**STATED EXERCISE**
Extract the lines that carry the string "cost" from the listing.

**EXERCISE INPUT**
=======
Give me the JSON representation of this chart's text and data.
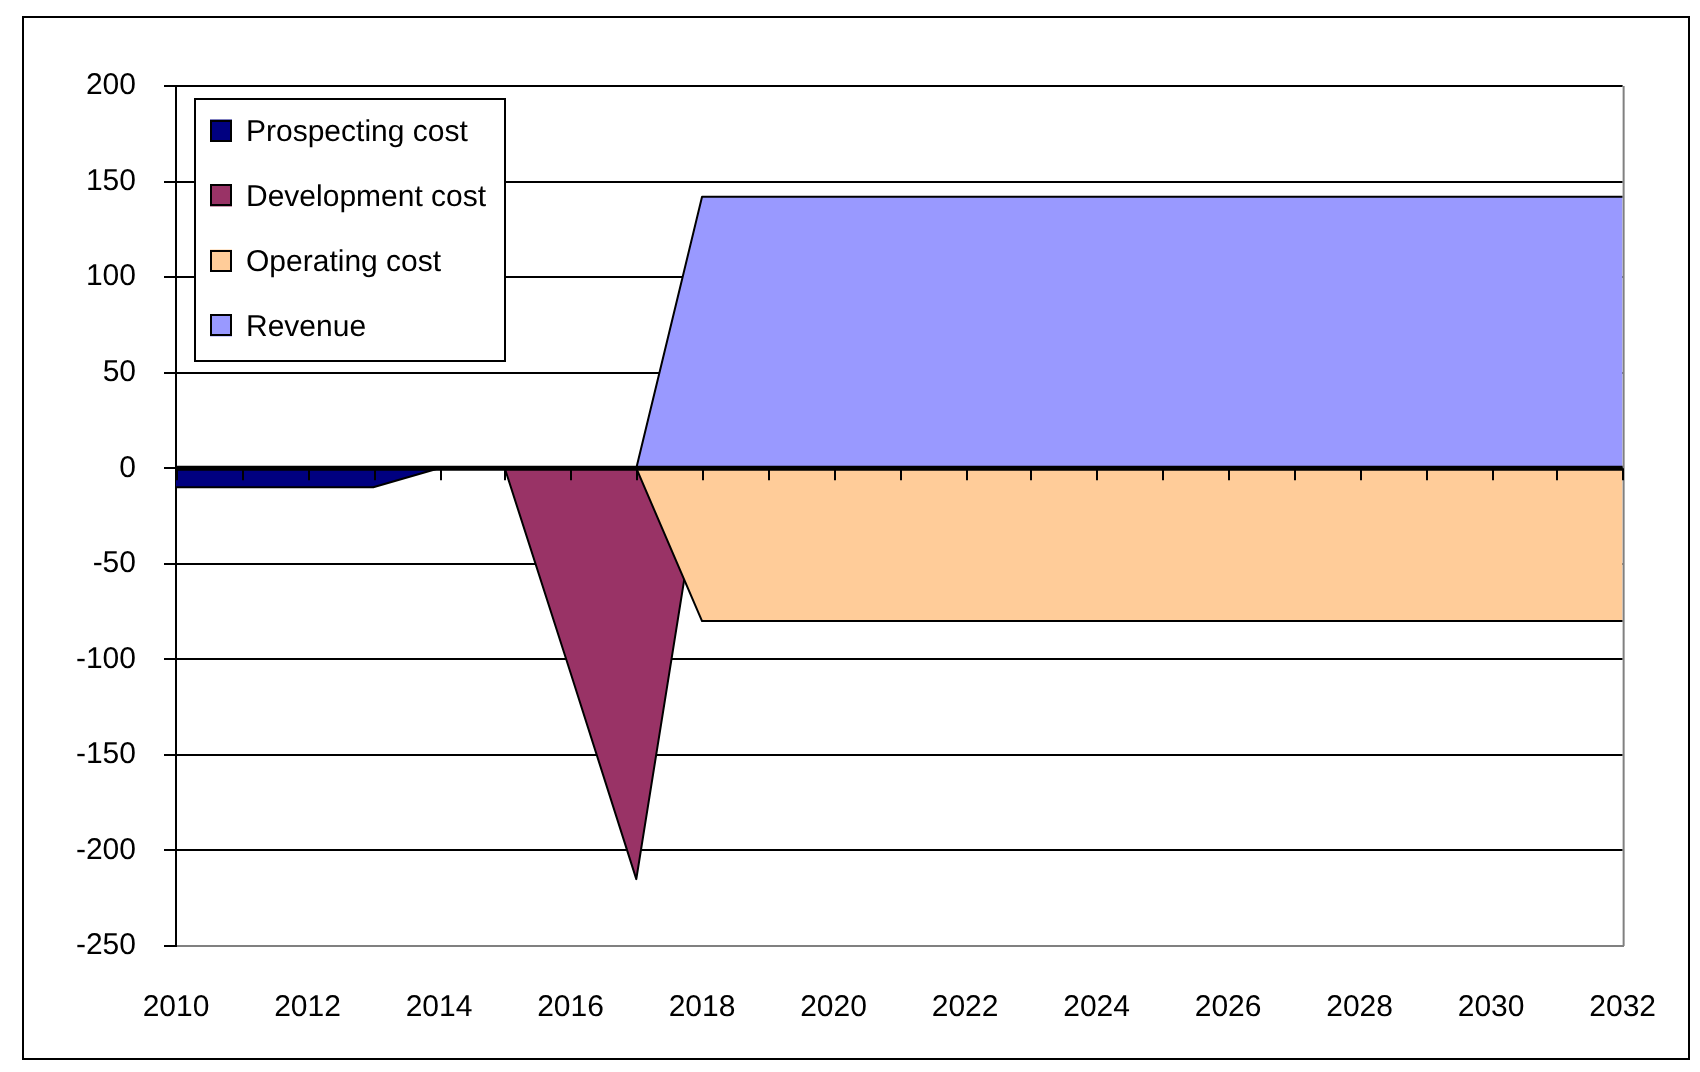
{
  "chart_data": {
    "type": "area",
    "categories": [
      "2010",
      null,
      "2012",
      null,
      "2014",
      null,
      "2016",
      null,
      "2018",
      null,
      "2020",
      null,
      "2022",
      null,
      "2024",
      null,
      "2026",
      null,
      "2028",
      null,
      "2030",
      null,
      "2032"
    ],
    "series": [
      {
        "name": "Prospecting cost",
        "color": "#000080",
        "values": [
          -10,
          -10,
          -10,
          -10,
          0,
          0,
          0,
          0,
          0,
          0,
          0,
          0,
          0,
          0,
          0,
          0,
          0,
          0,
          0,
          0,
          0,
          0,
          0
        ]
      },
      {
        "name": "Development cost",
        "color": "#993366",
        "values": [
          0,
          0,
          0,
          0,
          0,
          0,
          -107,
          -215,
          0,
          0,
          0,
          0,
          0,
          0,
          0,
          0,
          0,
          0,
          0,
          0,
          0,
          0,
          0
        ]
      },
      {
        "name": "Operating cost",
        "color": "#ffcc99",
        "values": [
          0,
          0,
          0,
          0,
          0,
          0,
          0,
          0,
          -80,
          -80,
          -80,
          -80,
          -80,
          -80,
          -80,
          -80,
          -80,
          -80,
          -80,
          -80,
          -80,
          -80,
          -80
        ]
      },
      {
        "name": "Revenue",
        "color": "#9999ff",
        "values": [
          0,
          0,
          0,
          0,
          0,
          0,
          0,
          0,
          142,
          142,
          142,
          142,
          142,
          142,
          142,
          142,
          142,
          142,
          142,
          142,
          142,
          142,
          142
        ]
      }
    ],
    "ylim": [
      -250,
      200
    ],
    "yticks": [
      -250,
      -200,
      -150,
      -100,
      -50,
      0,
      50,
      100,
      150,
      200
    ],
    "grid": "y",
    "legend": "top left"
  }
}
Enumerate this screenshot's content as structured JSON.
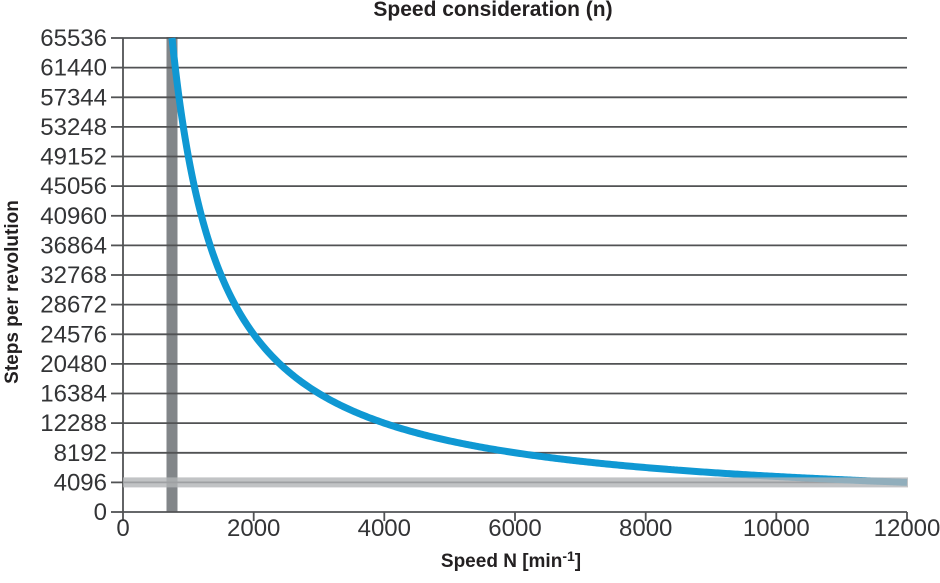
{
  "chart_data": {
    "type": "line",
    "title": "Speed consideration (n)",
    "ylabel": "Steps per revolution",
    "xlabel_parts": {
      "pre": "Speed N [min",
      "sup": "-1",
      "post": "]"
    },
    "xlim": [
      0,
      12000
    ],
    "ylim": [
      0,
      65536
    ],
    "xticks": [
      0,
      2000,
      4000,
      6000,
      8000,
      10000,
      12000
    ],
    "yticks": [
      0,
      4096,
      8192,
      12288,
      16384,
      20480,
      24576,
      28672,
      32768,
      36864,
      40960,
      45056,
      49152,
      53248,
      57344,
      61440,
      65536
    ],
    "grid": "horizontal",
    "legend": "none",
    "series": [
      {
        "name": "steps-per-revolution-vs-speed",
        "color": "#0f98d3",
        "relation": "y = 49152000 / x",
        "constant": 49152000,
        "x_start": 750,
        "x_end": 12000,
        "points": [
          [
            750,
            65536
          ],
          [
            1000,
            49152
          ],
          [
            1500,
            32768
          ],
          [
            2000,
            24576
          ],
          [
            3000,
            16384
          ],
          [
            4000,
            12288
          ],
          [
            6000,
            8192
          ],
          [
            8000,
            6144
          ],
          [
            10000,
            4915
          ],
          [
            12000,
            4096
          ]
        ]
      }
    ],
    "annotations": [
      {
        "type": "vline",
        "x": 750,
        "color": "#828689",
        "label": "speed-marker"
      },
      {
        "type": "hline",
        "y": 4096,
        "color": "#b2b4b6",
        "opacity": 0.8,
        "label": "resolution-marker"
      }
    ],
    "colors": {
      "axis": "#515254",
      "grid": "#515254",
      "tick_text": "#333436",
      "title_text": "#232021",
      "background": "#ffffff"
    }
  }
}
=======
**WRITTEN REPLY**
        "name": "Prospecting cost",
        "name": "Development cost",
        "name": "Operating cost",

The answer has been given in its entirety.